Start

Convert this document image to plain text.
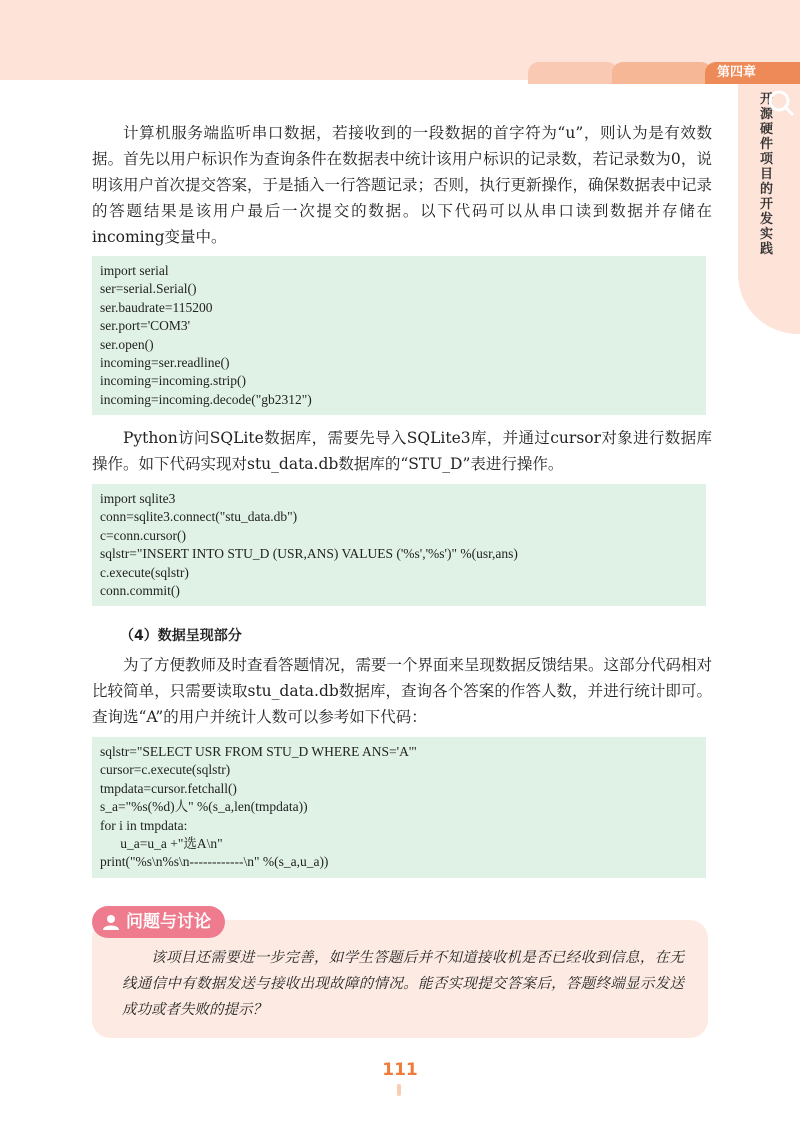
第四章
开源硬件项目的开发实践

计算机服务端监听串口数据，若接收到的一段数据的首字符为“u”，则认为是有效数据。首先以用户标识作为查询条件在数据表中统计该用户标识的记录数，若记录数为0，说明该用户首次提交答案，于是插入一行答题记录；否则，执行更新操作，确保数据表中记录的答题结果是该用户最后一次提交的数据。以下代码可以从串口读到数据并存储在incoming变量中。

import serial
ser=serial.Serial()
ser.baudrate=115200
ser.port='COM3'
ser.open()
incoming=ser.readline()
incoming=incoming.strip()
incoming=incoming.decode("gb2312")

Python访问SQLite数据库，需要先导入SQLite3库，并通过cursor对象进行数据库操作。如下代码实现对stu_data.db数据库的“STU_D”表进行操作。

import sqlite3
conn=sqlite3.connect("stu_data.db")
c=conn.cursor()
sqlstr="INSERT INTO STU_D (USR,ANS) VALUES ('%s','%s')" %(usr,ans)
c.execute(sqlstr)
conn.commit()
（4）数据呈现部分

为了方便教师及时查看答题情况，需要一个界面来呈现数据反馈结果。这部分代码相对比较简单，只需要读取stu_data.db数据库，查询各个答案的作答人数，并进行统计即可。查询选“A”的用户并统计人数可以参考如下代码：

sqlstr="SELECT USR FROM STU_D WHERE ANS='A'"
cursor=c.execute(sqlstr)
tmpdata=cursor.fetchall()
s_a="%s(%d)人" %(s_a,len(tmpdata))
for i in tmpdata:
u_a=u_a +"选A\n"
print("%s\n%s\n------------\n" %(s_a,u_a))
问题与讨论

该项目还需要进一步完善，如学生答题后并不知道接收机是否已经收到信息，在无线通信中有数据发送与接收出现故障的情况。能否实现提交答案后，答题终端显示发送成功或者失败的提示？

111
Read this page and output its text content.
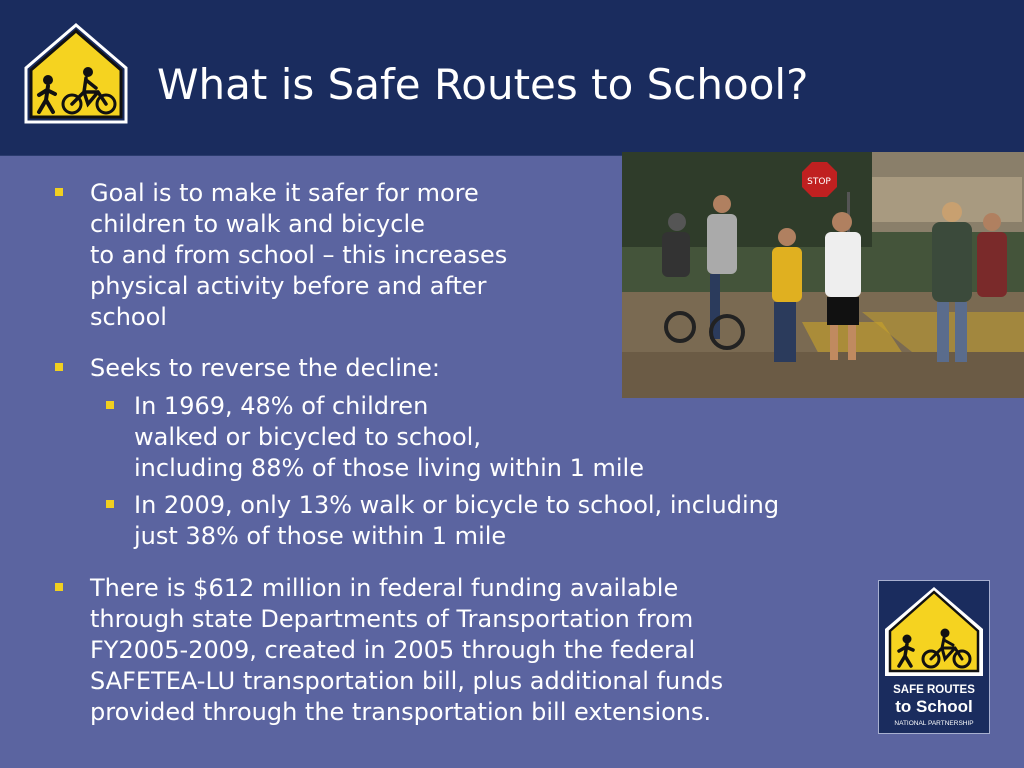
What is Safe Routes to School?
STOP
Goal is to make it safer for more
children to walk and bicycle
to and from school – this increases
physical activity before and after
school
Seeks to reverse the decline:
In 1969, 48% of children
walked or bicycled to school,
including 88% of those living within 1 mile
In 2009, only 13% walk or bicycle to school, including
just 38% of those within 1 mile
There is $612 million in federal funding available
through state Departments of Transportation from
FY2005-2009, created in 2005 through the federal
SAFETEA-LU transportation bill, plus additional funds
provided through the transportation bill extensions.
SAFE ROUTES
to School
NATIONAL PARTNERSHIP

End

### TASK
Retype, word for word, the lines from the one with "Read this page and output its text content." through the last line of the entries above, and only those lines. Leave pictures out.

### RESULT FOR THIS TASK
Read this page and output its text content.
What is Safe Routes to School?
STOP
Goal is to make it safer for more
children to walk and bicycle
to and from school – this increases
physical activity before and after
school
Seeks to reverse the decline:
In 1969, 48% of children
walked or bicycled to school,
including 88% of those living within 1 mile
In 2009, only 13% walk or bicycle to school, including
just 38% of those within 1 mile
There is $612 million in federal funding available
through state Departments of Transportation from
FY2005-2009, created in 2005 through the federal
SAFETEA-LU transportation bill, plus additional funds
provided through the transportation bill extensions.
SAFE ROUTES
to School
NATIONAL PARTNERSHIP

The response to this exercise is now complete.